#### [YOUR TASK]
Print the entries in full, word for word, but not the pictures.
------ RECORDS SUPPLIED
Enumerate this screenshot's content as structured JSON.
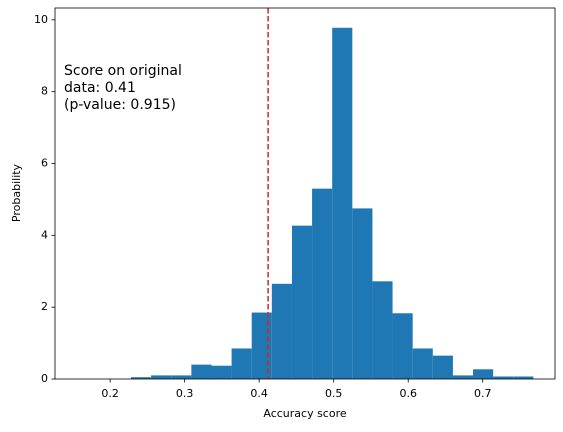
{
  "chart_data": {
    "type": "histogram",
    "xlabel": "Accuracy score",
    "ylabel": "Probability",
    "bins": [
      0.228,
      0.255,
      0.282,
      0.309,
      0.336,
      0.363,
      0.39,
      0.417,
      0.444,
      0.471,
      0.498,
      0.525,
      0.552,
      0.579,
      0.606,
      0.633,
      0.66,
      0.687,
      0.714,
      0.741,
      0.768
    ],
    "values": [
      0.05,
      0.1,
      0.1,
      0.4,
      0.37,
      0.85,
      1.85,
      2.65,
      4.27,
      5.3,
      9.78,
      4.75,
      2.72,
      1.83,
      0.85,
      0.65,
      0.1,
      0.27,
      0.07,
      0.07
    ],
    "color": "#1f77b4",
    "vline": {
      "value": 0.412,
      "color": "#d62728",
      "style": "dashed"
    },
    "annotation": [
      "Score on original",
      "data: 0.41",
      "(p-value: 0.915)"
    ],
    "xlim": [
      0.126,
      0.797
    ],
    "xticks": [
      0.2,
      0.3,
      0.4,
      0.5,
      0.6,
      0.7
    ],
    "ylim": [
      0,
      10.33
    ],
    "yticks": [
      0,
      2,
      4,
      6,
      8,
      10
    ],
    "grid": false
  }
}
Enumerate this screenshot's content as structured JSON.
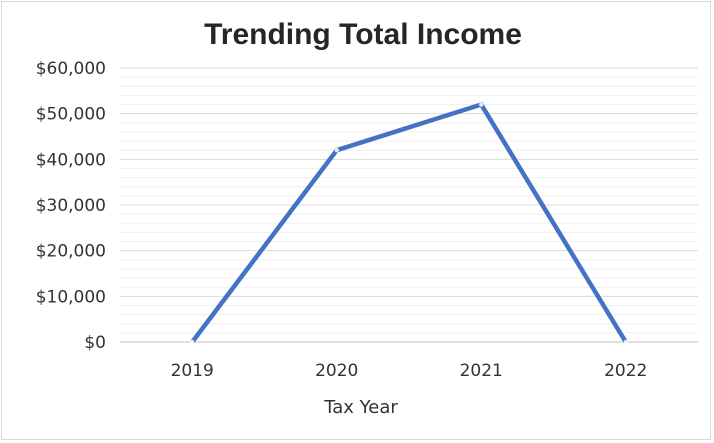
{
  "chart_data": {
    "type": "line",
    "title": "Trending Total Income",
    "xlabel": "Tax Year",
    "ylabel": "",
    "categories": [
      "2019",
      "2020",
      "2021",
      "2022"
    ],
    "series": [
      {
        "values": [
          0,
          42000,
          52000,
          0
        ]
      }
    ],
    "ylim": [
      0,
      60000
    ],
    "y_ticks": [
      0,
      10000,
      20000,
      30000,
      40000,
      50000,
      60000
    ],
    "y_tick_labels": [
      "$0",
      "$10,000",
      "$20,000",
      "$30,000",
      "$40,000",
      "$50,000",
      "$60,000"
    ],
    "grid": true,
    "legend": "none",
    "colors": {
      "line": "#4472c4",
      "grid_major": "#d9d9d9",
      "grid_minor": "#efefef",
      "text": "#333333"
    }
  }
}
------------
#### [TASK SOLUTION]
Enumerate this screenshot's content as structured JSON.
{
  "chart_data": {
    "type": "histogram",
    "xlabel": "Accuracy score",
    "ylabel": "Probability",
    "bins": [
      0.228,
      0.255,
      0.282,
      0.309,
      0.336,
      0.363,
      0.39,
      0.417,
      0.444,
      0.471,
      0.498,
      0.525,
      0.552,
      0.579,
      0.606,
      0.633,
      0.66,
      0.687,
      0.714,
      0.741,
      0.768
    ],
    "values": [
      0.05,
      0.1,
      0.1,
      0.4,
      0.37,
      0.85,
      1.85,
      2.65,
      4.27,
      5.3,
      9.78,
      4.75,
      2.72,
      1.83,
      0.85,
      0.65,
      0.1,
      0.27,
      0.07,
      0.07
    ],
    "color": "#1f77b4",
    "vline": {
      "value": 0.412,
      "color": "#d62728",
      "style": "dashed"
    },
    "annotation": [
      "Score on original",
      "data: 0.41",
      "(p-value: 0.915)"
    ],
    "xlim": [
      0.126,
      0.797
    ],
    "xticks": [
      0.2,
      0.3,
      0.4,
      0.5,
      0.6,
      0.7
    ],
    "ylim": [
      0,
      10.33
    ],
    "yticks": [
      0,
      2,
      4,
      6,
      8,
      10
    ],
    "grid": false
  }
}
Enumerate this screenshot's content as structured JSON.
{
  "chart_data": {
    "type": "line",
    "title": "Trending Total Income",
    "xlabel": "Tax Year",
    "ylabel": "",
    "categories": [
      "2019",
      "2020",
      "2021",
      "2022"
    ],
    "series": [
      {
        "values": [
          0,
          42000,
          52000,
          0
        ]
      }
    ],
    "ylim": [
      0,
      60000
    ],
    "y_ticks": [
      0,
      10000,
      20000,
      30000,
      40000,
      50000,
      60000
    ],
    "y_tick_labels": [
      "$0",
      "$10,000",
      "$20,000",
      "$30,000",
      "$40,000",
      "$50,000",
      "$60,000"
    ],
    "grid": true,
    "legend": "none",
    "colors": {
      "line": "#4472c4",
      "grid_major": "#d9d9d9",
      "grid_minor": "#efefef",
      "text": "#333333"
    }
  }
}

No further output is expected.